• **What to do**
Find each line with the word "Salaries" and state how many there are, nothing more.

[Records from a data collection]
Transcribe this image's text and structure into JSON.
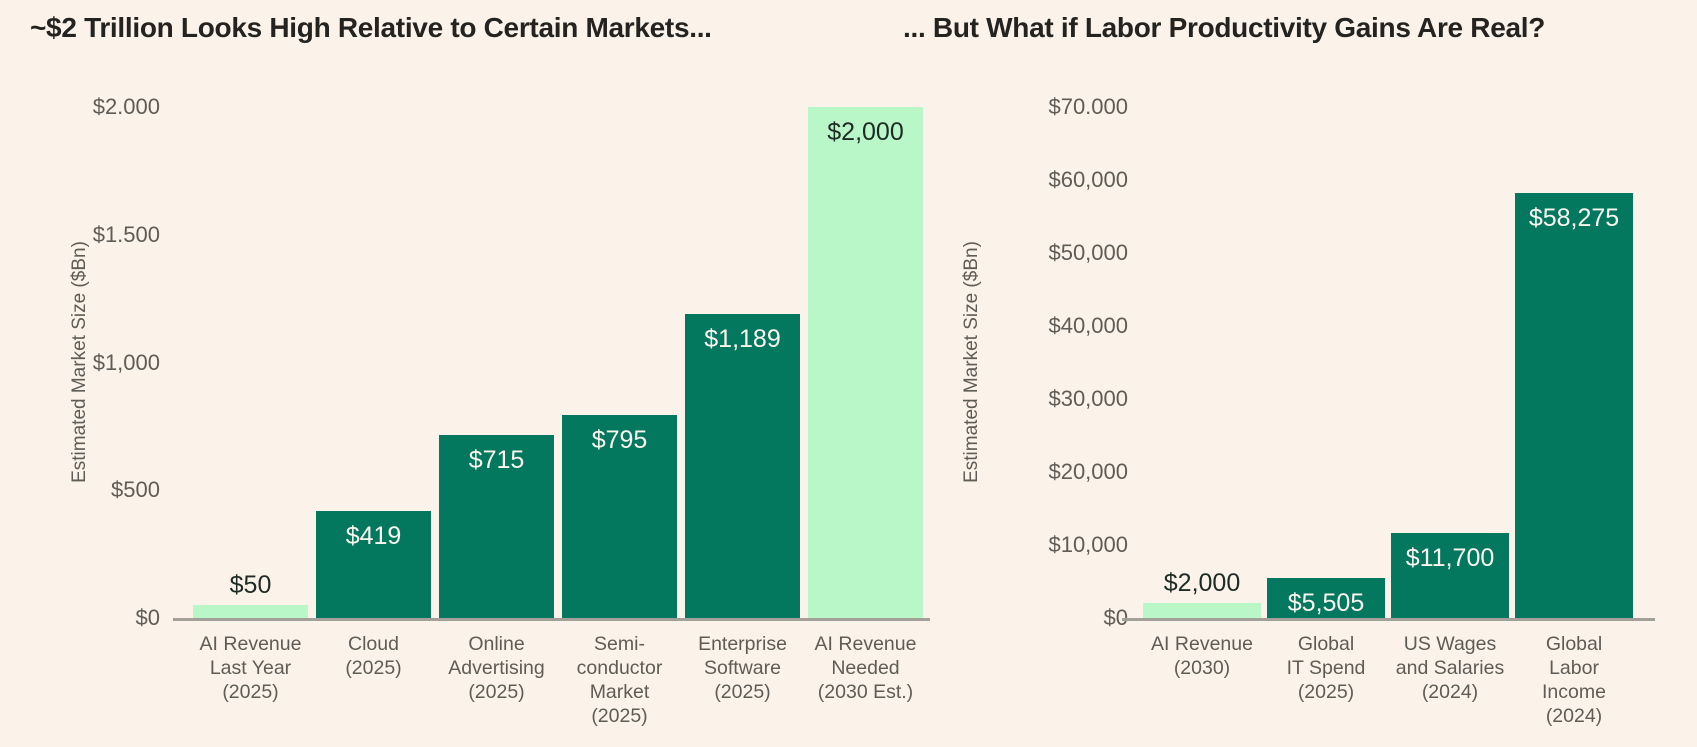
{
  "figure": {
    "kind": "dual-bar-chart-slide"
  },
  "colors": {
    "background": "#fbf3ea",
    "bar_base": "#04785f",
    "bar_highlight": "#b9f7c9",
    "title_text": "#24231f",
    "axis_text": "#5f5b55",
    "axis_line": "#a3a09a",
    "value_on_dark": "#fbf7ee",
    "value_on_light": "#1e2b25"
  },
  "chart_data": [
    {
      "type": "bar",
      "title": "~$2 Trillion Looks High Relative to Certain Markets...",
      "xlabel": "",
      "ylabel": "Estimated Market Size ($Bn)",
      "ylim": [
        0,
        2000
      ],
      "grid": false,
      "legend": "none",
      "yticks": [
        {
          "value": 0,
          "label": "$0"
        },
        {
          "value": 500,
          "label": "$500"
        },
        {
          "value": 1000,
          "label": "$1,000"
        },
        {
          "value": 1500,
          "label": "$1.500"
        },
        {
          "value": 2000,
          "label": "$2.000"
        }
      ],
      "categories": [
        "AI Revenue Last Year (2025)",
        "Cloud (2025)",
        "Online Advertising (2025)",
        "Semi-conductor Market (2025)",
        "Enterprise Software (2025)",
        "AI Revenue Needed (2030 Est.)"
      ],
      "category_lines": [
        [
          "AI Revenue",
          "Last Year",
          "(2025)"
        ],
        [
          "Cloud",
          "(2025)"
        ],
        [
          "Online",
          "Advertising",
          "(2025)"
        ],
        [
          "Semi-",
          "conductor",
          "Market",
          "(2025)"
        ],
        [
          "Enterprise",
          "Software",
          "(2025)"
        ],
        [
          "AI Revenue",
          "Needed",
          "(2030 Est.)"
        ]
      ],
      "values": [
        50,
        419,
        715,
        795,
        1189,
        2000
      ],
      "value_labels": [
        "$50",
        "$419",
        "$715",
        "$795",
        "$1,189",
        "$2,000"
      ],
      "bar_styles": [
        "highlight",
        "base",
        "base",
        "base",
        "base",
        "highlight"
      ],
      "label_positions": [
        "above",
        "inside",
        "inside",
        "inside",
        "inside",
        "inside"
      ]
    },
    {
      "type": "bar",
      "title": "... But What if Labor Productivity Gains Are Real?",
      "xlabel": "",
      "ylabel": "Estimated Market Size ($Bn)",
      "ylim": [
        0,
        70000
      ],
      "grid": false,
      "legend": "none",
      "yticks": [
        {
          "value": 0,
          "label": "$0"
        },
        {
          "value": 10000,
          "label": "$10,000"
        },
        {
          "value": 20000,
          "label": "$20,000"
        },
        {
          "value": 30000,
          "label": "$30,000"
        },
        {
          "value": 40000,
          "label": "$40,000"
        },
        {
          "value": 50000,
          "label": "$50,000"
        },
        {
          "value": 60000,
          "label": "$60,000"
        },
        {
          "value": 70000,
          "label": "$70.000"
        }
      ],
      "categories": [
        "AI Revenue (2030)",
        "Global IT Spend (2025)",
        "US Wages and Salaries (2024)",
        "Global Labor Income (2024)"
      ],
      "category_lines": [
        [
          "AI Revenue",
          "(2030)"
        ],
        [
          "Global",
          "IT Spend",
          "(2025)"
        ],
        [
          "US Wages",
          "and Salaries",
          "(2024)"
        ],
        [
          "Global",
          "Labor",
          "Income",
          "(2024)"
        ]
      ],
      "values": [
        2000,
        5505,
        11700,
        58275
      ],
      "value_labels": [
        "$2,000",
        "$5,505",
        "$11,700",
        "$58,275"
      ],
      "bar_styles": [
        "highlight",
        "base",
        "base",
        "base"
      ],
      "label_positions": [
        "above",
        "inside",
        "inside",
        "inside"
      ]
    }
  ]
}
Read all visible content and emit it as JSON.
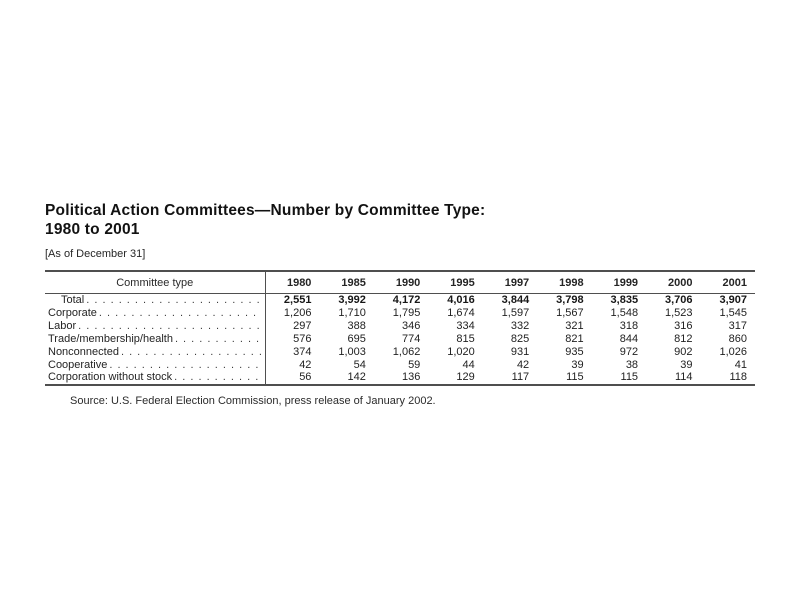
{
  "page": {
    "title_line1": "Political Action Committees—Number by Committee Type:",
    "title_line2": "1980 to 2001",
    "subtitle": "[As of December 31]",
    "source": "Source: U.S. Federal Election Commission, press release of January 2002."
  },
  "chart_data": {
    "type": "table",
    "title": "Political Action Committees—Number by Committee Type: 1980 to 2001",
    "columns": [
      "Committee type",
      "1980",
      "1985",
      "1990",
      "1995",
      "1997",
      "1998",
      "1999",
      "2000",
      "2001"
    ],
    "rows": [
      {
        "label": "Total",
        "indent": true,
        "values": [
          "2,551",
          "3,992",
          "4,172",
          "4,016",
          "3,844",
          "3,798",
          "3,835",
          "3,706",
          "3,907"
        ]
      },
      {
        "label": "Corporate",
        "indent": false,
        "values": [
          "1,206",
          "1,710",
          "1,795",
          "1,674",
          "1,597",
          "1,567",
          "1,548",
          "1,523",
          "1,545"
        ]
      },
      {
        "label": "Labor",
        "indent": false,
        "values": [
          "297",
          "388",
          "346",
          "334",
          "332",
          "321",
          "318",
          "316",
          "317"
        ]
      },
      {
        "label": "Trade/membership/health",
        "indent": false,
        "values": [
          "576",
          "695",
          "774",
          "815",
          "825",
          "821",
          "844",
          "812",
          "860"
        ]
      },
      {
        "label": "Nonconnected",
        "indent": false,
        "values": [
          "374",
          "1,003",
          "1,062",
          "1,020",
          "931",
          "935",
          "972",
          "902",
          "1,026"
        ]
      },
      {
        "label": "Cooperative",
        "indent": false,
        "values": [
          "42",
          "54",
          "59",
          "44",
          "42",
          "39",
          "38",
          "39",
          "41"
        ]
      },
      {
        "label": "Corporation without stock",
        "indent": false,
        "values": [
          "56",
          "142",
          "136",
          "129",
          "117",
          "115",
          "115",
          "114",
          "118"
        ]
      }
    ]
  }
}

• **Expected output**
2